● **To be done**: Filter the records below down to lines containing "JSON".
* BEGIN Items *
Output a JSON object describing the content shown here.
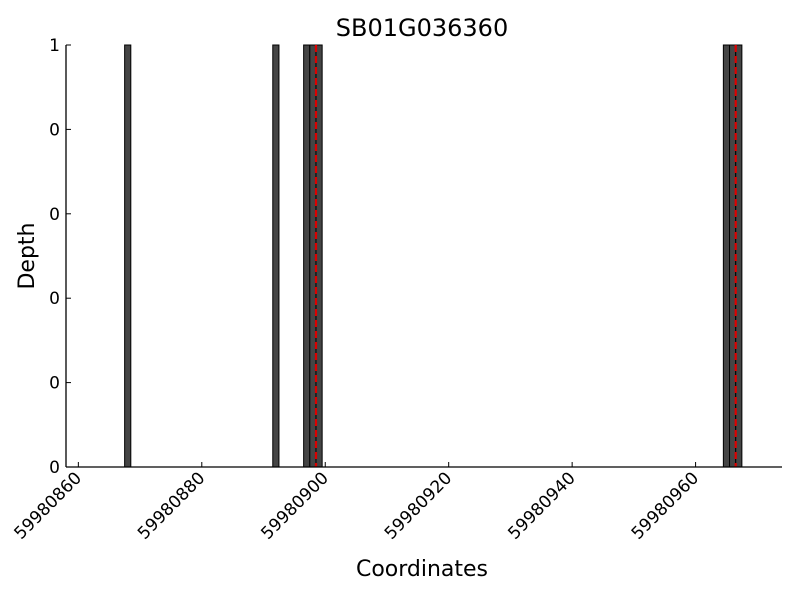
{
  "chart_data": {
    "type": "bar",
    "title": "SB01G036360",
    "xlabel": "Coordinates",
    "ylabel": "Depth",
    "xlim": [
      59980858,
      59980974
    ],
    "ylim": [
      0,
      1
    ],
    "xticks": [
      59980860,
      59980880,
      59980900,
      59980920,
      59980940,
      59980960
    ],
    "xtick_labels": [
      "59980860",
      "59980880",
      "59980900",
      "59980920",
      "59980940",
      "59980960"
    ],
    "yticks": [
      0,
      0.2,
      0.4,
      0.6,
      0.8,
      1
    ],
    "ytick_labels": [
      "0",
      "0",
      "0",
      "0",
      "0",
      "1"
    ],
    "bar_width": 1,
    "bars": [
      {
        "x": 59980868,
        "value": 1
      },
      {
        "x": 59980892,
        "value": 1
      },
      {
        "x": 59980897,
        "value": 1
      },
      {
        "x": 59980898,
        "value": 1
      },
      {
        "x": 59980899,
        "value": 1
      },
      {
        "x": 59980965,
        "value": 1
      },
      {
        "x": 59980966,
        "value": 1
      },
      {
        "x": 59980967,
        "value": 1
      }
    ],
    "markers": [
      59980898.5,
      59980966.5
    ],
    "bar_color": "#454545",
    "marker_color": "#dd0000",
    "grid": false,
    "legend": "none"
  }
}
* END Items *
* BEGIN Items *
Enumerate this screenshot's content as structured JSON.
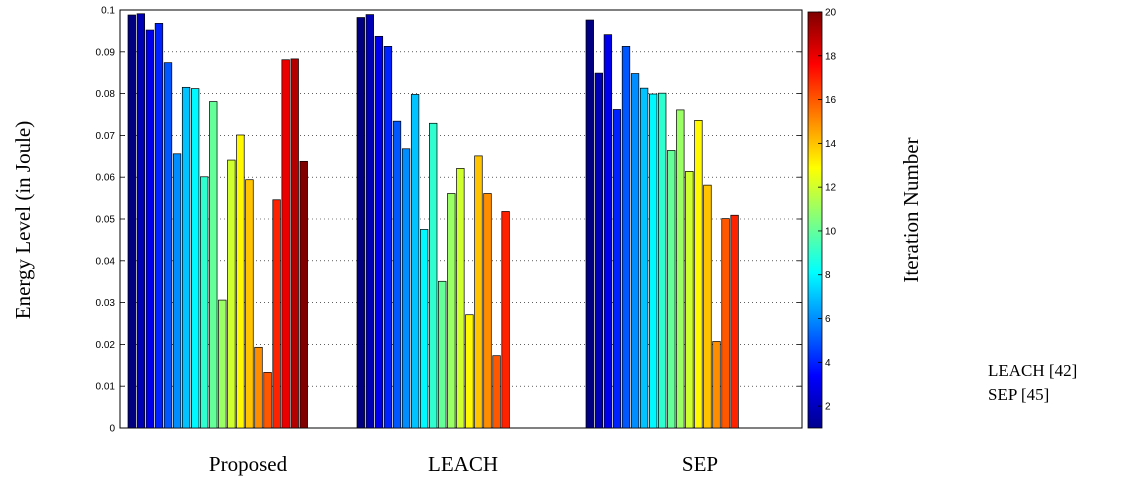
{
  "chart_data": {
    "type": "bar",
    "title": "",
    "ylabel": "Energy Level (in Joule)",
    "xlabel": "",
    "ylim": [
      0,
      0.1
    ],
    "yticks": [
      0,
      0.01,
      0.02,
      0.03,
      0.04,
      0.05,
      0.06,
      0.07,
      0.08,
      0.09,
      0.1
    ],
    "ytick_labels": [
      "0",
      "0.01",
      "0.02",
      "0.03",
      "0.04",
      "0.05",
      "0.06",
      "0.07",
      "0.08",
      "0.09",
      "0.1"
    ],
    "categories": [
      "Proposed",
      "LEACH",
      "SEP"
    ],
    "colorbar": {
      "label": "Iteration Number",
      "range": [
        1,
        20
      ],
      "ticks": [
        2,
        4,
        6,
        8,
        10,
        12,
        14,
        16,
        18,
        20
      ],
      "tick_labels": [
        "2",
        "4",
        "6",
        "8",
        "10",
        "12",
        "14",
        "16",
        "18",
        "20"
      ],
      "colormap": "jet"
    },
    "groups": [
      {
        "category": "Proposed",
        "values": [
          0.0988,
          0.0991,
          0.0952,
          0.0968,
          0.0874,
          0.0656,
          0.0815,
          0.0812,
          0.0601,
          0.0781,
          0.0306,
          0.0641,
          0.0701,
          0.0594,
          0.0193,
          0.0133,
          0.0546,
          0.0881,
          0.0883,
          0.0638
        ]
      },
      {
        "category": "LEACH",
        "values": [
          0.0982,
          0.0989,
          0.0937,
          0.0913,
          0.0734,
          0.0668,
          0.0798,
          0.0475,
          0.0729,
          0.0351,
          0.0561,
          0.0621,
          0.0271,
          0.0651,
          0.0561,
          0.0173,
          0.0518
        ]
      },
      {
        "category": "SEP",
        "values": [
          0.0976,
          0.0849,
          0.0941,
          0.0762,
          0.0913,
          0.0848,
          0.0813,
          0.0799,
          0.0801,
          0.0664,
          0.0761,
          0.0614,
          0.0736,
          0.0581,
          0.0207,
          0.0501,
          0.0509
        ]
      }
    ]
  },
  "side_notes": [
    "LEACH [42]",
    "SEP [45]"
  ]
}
* END Items *
● **Output of the exercise**:
Output a JSON object describing the content shown here.
Enumerate this screenshot's content as structured JSON.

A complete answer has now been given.